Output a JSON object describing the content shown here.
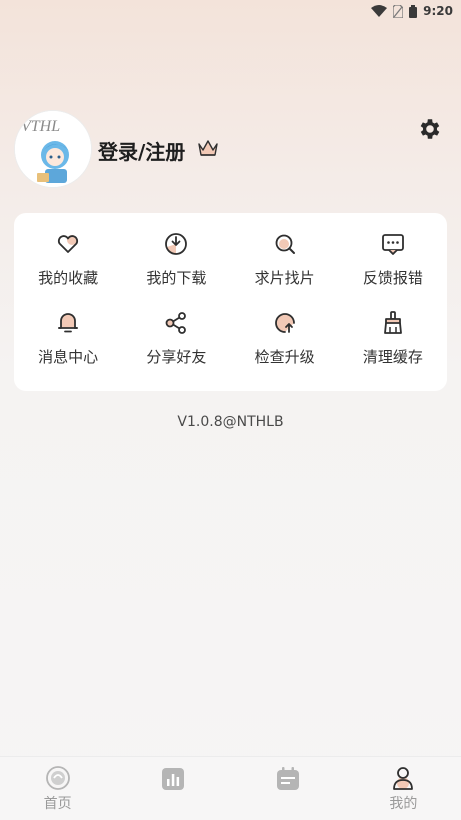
{
  "status_bar": {
    "time": "9:20",
    "icons": [
      "wifi-icon",
      "sim-icon",
      "battery-icon"
    ]
  },
  "profile": {
    "login_label": "登录/注册",
    "avatar_text": "VTHL",
    "icons": [
      "vip-crown-icon",
      "settings-gear-icon"
    ]
  },
  "menu": {
    "items": [
      {
        "label": "我的收藏",
        "icon": "heart-icon"
      },
      {
        "label": "我的下载",
        "icon": "download-icon"
      },
      {
        "label": "求片找片",
        "icon": "search-icon"
      },
      {
        "label": "反馈报错",
        "icon": "feedback-icon"
      },
      {
        "label": "消息中心",
        "icon": "bell-icon"
      },
      {
        "label": "分享好友",
        "icon": "share-icon"
      },
      {
        "label": "检查升级",
        "icon": "upgrade-icon"
      },
      {
        "label": "清理缓存",
        "icon": "clean-icon"
      }
    ]
  },
  "version": "V1.0.8@NTHLB",
  "bottom_nav": {
    "items": [
      {
        "label": "首页",
        "icon": "home-icon"
      },
      {
        "label": "",
        "icon": "chart-icon"
      },
      {
        "label": "",
        "icon": "calendar-icon"
      },
      {
        "label": "我的",
        "icon": "profile-icon"
      }
    ]
  },
  "colors": {
    "accent": "#f2c9b6",
    "icon_stroke": "#2f2f2f",
    "nav_label": "#9a9a9a"
  }
}
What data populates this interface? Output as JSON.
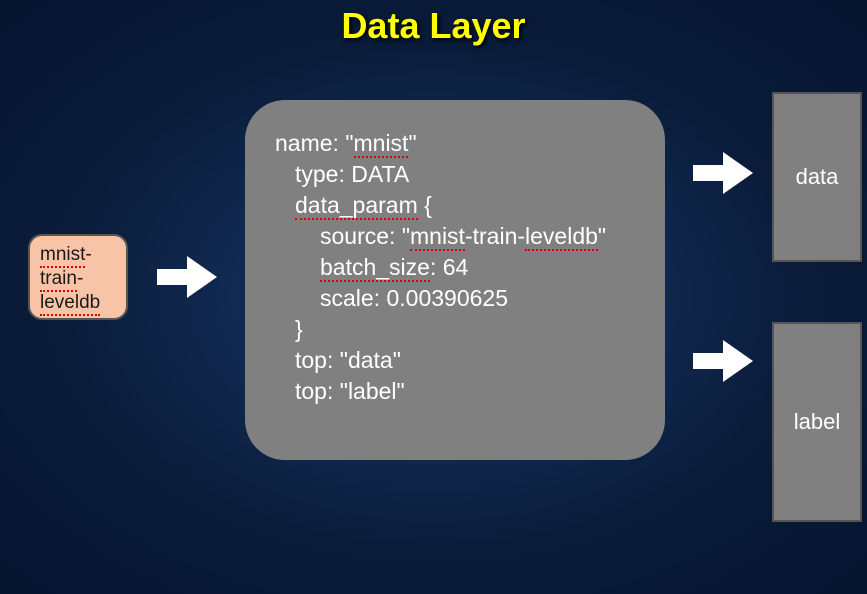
{
  "title": "Data Layer",
  "input": {
    "line1": "mnist",
    "line2": "train",
    "line3": "leveldb"
  },
  "config": {
    "name_key": "name",
    "name_val": "mnist",
    "type_key": "type",
    "type_val": "DATA",
    "data_param_key": "data_param",
    "brace_open": "{",
    "source_key": "source",
    "source_val_p1": "mnist",
    "source_val_p2": "-train-",
    "source_val_p3": "leveldb",
    "batch_size_key": "batch_size",
    "batch_size_val": "64",
    "scale_key": "scale",
    "scale_val": "0.00390625",
    "brace_close": "}",
    "top_key": "top",
    "top1_val": "data",
    "top2_val": "label"
  },
  "outputs": {
    "data": "data",
    "label": "label"
  }
}
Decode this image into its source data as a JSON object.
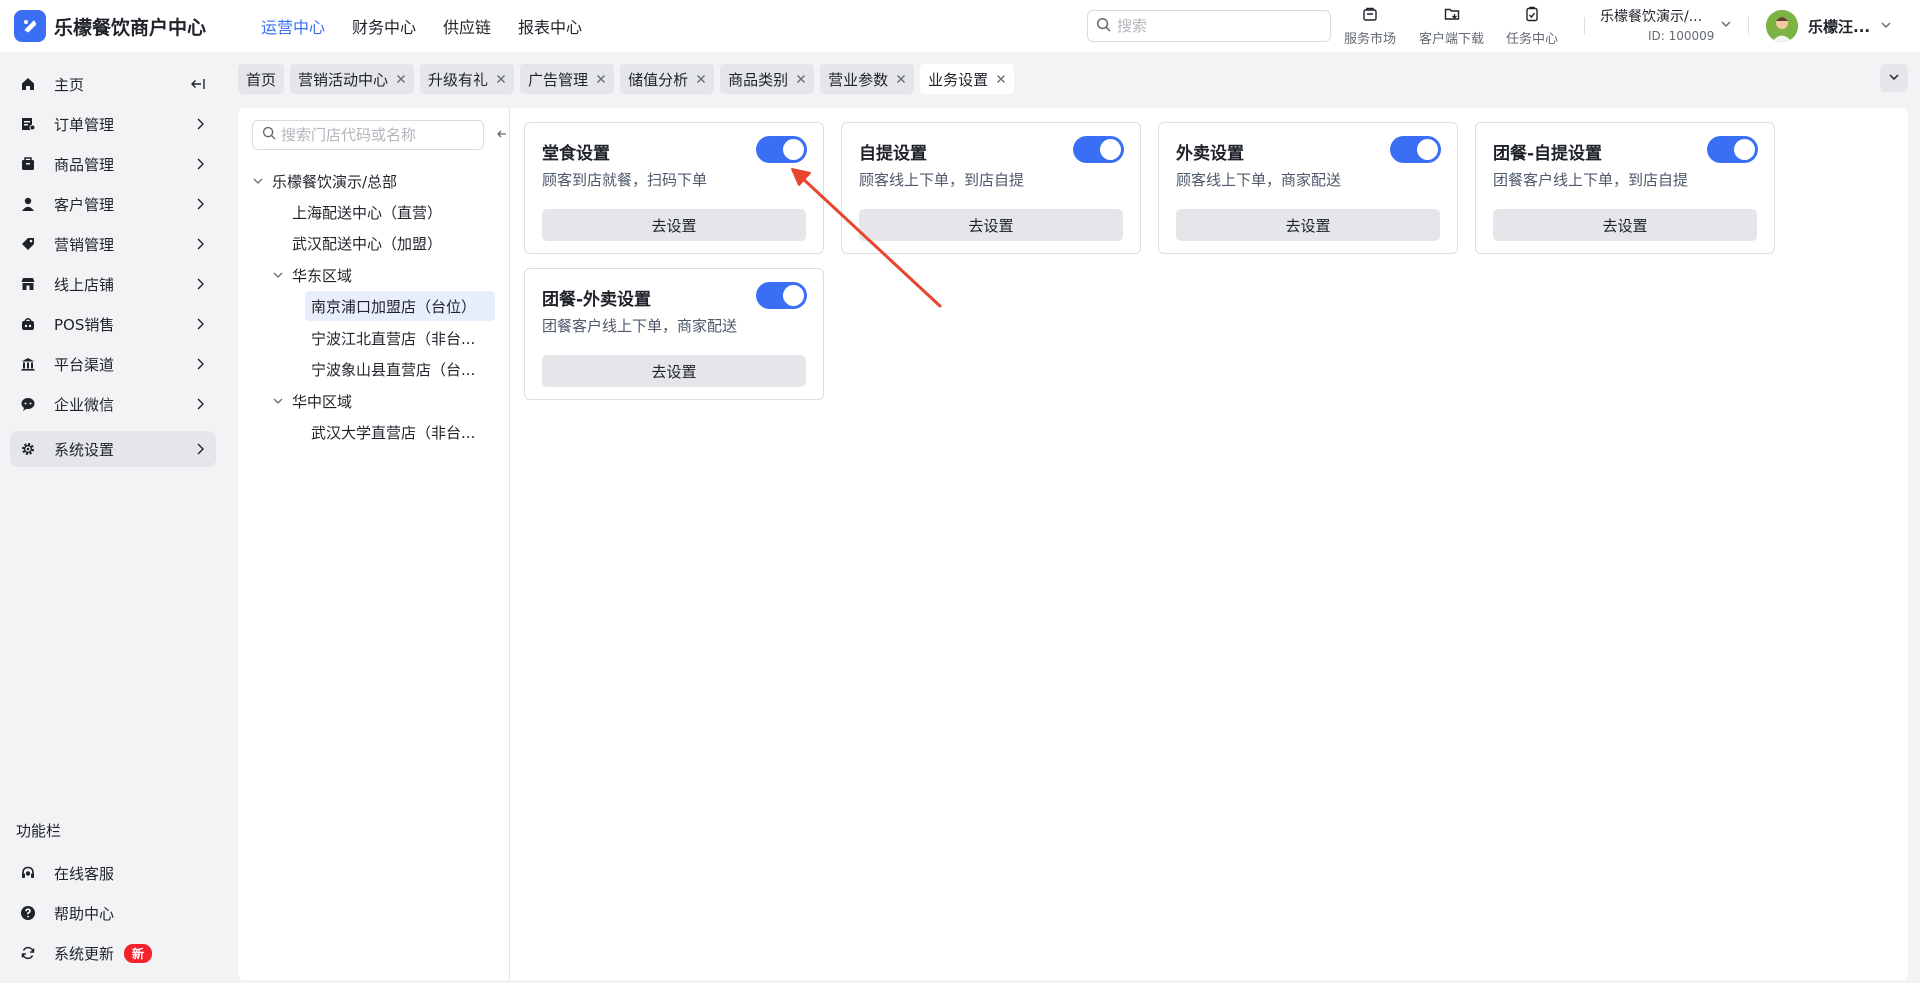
{
  "app": {
    "title": "乐檬餐饮商户中心"
  },
  "topnav": [
    {
      "label": "运营中心",
      "active": true
    },
    {
      "label": "财务中心"
    },
    {
      "label": "供应链"
    },
    {
      "label": "报表中心"
    }
  ],
  "search": {
    "placeholder": "搜索"
  },
  "header_tools": [
    {
      "label": "服务市场",
      "icon": "store-icon"
    },
    {
      "label": "客户端下载",
      "icon": "download-folder-icon"
    },
    {
      "label": "任务中心",
      "icon": "clipboard-icon"
    }
  ],
  "org": {
    "name": "乐檬餐饮演示/...",
    "id": "ID: 100009"
  },
  "user": {
    "name": "乐檬汪..."
  },
  "sidebar": {
    "items": [
      {
        "label": "主页",
        "icon": "home-icon"
      },
      {
        "label": "订单管理",
        "icon": "order-icon"
      },
      {
        "label": "商品管理",
        "icon": "goods-icon"
      },
      {
        "label": "客户管理",
        "icon": "user-icon"
      },
      {
        "label": "营销管理",
        "icon": "tag-icon"
      },
      {
        "label": "线上店铺",
        "icon": "shop-icon"
      },
      {
        "label": "POS销售",
        "icon": "pos-icon"
      },
      {
        "label": "平台渠道",
        "icon": "bank-icon"
      },
      {
        "label": "企业微信",
        "icon": "chat-icon"
      },
      {
        "label": "系统设置",
        "icon": "gear-icon",
        "active": true
      }
    ],
    "section_title": "功能栏",
    "footer_items": [
      {
        "label": "在线客服",
        "icon": "headset-icon"
      },
      {
        "label": "帮助中心",
        "icon": "help-icon"
      },
      {
        "label": "系统更新",
        "icon": "refresh-icon",
        "badge": "新"
      }
    ]
  },
  "tabs": [
    {
      "label": "首页",
      "closable": false
    },
    {
      "label": "营销活动中心",
      "closable": true
    },
    {
      "label": "升级有礼",
      "closable": true
    },
    {
      "label": "广告管理",
      "closable": true
    },
    {
      "label": "储值分析",
      "closable": true
    },
    {
      "label": "商品类别",
      "closable": true
    },
    {
      "label": "营业参数",
      "closable": true
    },
    {
      "label": "业务设置",
      "closable": true,
      "active": true
    }
  ],
  "tree": {
    "search_placeholder": "搜索门店代码或名称",
    "nodes": [
      {
        "label": "乐檬餐饮演示/总部",
        "expandable": true
      },
      {
        "label": "上海配送中心（直营）"
      },
      {
        "label": "武汉配送中心（加盟）"
      },
      {
        "label": "华东区域",
        "expandable": true
      },
      {
        "label": "南京浦口加盟店（台位）",
        "selected": true
      },
      {
        "label": "宁波江北直营店（非台..."
      },
      {
        "label": "宁波象山县直营店（台..."
      },
      {
        "label": "华中区域",
        "expandable": true
      },
      {
        "label": "武汉大学直营店（非台..."
      }
    ]
  },
  "cards": [
    {
      "title": "堂食设置",
      "desc": "顾客到店就餐，扫码下单",
      "enabled": true,
      "button": "去设置"
    },
    {
      "title": "自提设置",
      "desc": "顾客线上下单，到店自提",
      "enabled": true,
      "button": "去设置"
    },
    {
      "title": "外卖设置",
      "desc": "顾客线上下单，商家配送",
      "enabled": true,
      "button": "去设置"
    },
    {
      "title": "团餐-自提设置",
      "desc": "团餐客户线上下单，到店自提",
      "enabled": true,
      "button": "去设置"
    },
    {
      "title": "团餐-外卖设置",
      "desc": "团餐客户线上下单，商家配送",
      "enabled": true,
      "button": "去设置"
    }
  ],
  "colors": {
    "accent": "#3a6ff5",
    "annotation_arrow": "#e8452c",
    "badge": "#f5222d"
  }
}
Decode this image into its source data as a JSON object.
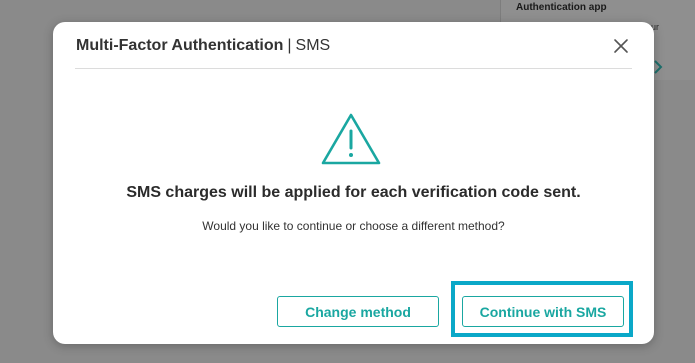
{
  "background": {
    "card_title": "Authentication app",
    "card_snippet": "ur",
    "arrow_icon": "chevron-right-icon"
  },
  "modal": {
    "title": "Multi-Factor Authentication",
    "separator": "|",
    "subtitle": "SMS",
    "close_icon": "close-icon",
    "warning_icon": "warning-triangle-icon",
    "message": "SMS charges will be applied for each verification code sent.",
    "question": "Would you like to continue or choose a different method?",
    "buttons": {
      "change_method": "Change method",
      "continue_sms": "Continue with SMS"
    }
  },
  "colors": {
    "accent": "#1aa7a1",
    "highlight": "#0aa8c8",
    "overlay": "#8a8a8a"
  }
}
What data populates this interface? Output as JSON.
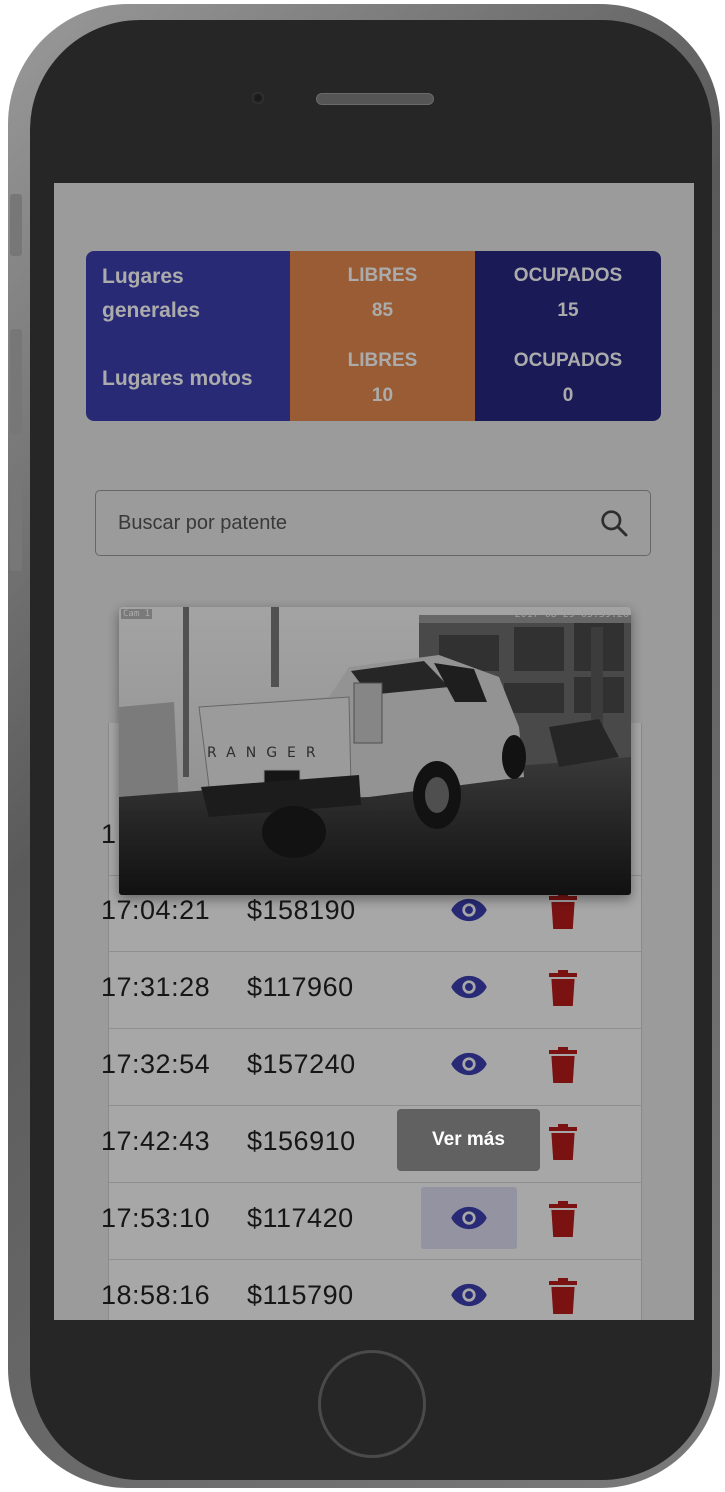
{
  "stats": {
    "general": {
      "label": "Lugares generales",
      "free_label": "LIBRES",
      "free_value": "85",
      "occupied_label": "OCUPADOS",
      "occupied_value": "15"
    },
    "motos": {
      "label": "Lugares motos",
      "free_label": "LIBRES",
      "free_value": "10",
      "occupied_label": "OCUPADOS",
      "occupied_value": "0"
    }
  },
  "search": {
    "placeholder": "Buscar por patente",
    "value": ""
  },
  "photo": {
    "cam_label": "Cam 1",
    "timestamp": "2017-08-29 05:39:26",
    "plate_text": "RANGER"
  },
  "partial_row_char": "1",
  "rows": [
    {
      "time": "17:04:21",
      "amount": "$158190"
    },
    {
      "time": "17:31:28",
      "amount": "$117960"
    },
    {
      "time": "17:32:54",
      "amount": "$157240"
    },
    {
      "time": "17:42:43",
      "amount": "$156910"
    },
    {
      "time": "17:53:10",
      "amount": "$117420"
    },
    {
      "time": "18:58:16",
      "amount": "$115790"
    }
  ],
  "tooltip": {
    "text": "Ver más"
  },
  "colors": {
    "primary": "#3c3fb0",
    "free": "#e58a4e",
    "occupied": "#262780",
    "delete": "#b71c1c",
    "view": "#3c3fb0"
  }
}
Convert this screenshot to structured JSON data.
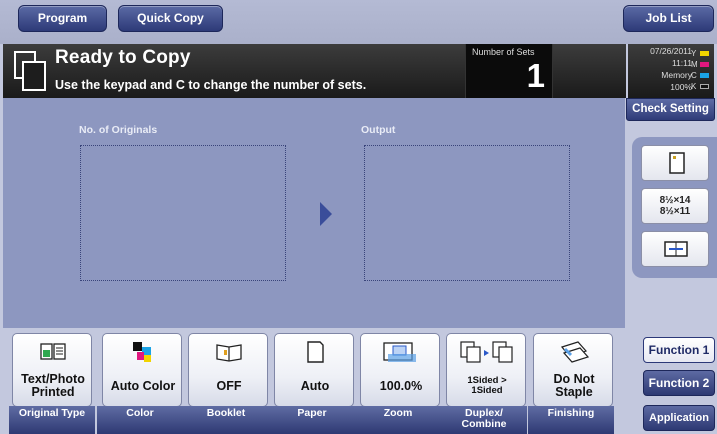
{
  "top_tabs": {
    "program": "Program",
    "quick_copy": "Quick Copy",
    "job_list": "Job List"
  },
  "status": {
    "title": "Ready to Copy",
    "instruction": "Use the keypad and C to change the number of sets.",
    "sets_label": "Number of Sets",
    "sets_value": "1",
    "date": "07/26/2011",
    "time": "11:11",
    "memory_label": "Memory",
    "memory_value": "100%",
    "toner": [
      {
        "letter": "Y",
        "color": "#f1d400"
      },
      {
        "letter": "M",
        "color": "#e0177e"
      },
      {
        "letter": "C",
        "color": "#1aa3e6"
      },
      {
        "letter": "K",
        "color": "#111111"
      }
    ]
  },
  "check_setting": "Check Setting",
  "preview": {
    "originals_label": "No. of Originals",
    "output_label": "Output"
  },
  "side_buttons": {
    "size_label_1": "8½×14",
    "size_label_2": "8½×11"
  },
  "functions": [
    {
      "value": "Text/Photo\nPrinted",
      "label": "Original Type",
      "icon": "original-type-icon"
    },
    {
      "value": "Auto Color",
      "label": "Color",
      "icon": "color-icon"
    },
    {
      "value": "OFF",
      "label": "Booklet",
      "icon": "booklet-icon"
    },
    {
      "value": "Auto",
      "label": "Paper",
      "icon": "paper-icon"
    },
    {
      "value": "100.0%",
      "label": "Zoom",
      "icon": "zoom-icon"
    },
    {
      "value": "1Sided >\n1Sided",
      "label": "Duplex/\nCombine",
      "icon": "duplex-icon"
    },
    {
      "value": "Do Not\nStaple",
      "label": "Finishing",
      "icon": "finishing-icon"
    }
  ],
  "right_tabs": {
    "function1": "Function 1",
    "function2": "Function 2",
    "application": "Application"
  }
}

▸ BRIEF: Locate the word "amount" in the data above. Copy every line carrying it.

▸ CORRECT OUTPUT:
      "amount": "$158190"
      "amount": "$117960"
      "amount": "$157240"
      "amount": "$156910"
      "amount": "$117420"
      "amount": "$115790"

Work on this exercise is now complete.